What to produce: Scan the lines below for the string "набора" and copy every one that has it.

Dataset excerpt:
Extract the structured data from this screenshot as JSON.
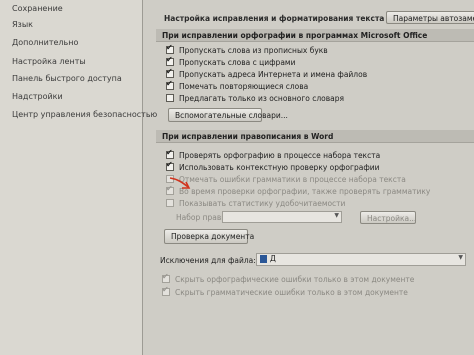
{
  "nav": {
    "items": [
      "Сохранение",
      "Язык",
      "Дополнительно",
      "Настройка ленты",
      "Панель быстрого доступа",
      "Надстройки",
      "Центр управления безопасностью"
    ]
  },
  "autocorrect": {
    "label": "Настройка исправления и форматирования текста при вводе:",
    "button": "Параметры автозамены..."
  },
  "office_section": {
    "title": "При исправлении орфографии в программах Microsoft Office",
    "options": [
      {
        "label": "Пропускать слова из прописных букв",
        "checked": true
      },
      {
        "label": "Пропускать слова с цифрами",
        "checked": true
      },
      {
        "label": "Пропускать адреса Интернета и имена файлов",
        "checked": true
      },
      {
        "label": "Помечать повторяющиеся слова",
        "checked": true
      },
      {
        "label": "Предлагать только из основного словаря",
        "checked": false
      }
    ],
    "dictionaries_button": "Вспомогательные словари..."
  },
  "word_section": {
    "title": "При исправлении правописания в Word",
    "options": [
      {
        "label": "Проверять орфографию в процессе набора текста",
        "checked": true
      },
      {
        "label": "Использовать контекстную проверку орфографии",
        "checked": true
      },
      {
        "label": "Отмечать ошибки грамматики в процессе набора текста",
        "checked": false
      },
      {
        "label": "Во время проверки орфографии, также проверять грамматику",
        "checked": true
      },
      {
        "label": "Показывать статистику удобочитаемости",
        "checked": false
      }
    ],
    "ruleset_label": "Набор правил:",
    "ruleset_value": "",
    "settings_button": "Настройка...",
    "check_document_button": "Проверка документа"
  },
  "exceptions": {
    "label": "Исключения для файла:",
    "file_value": "Д",
    "options": [
      {
        "label": "Скрыть орфографические ошибки только в этом документе",
        "checked": true
      },
      {
        "label": "Скрыть грамматические ошибки только в этом документе",
        "checked": true
      }
    ]
  },
  "colors": {
    "annotation_arrow": "#d0341f"
  }
}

Correct response:
        "label": "Проверять орфографию в процессе набора текста",
        "label": "Отмечать ошибки грамматики в процессе набора текста",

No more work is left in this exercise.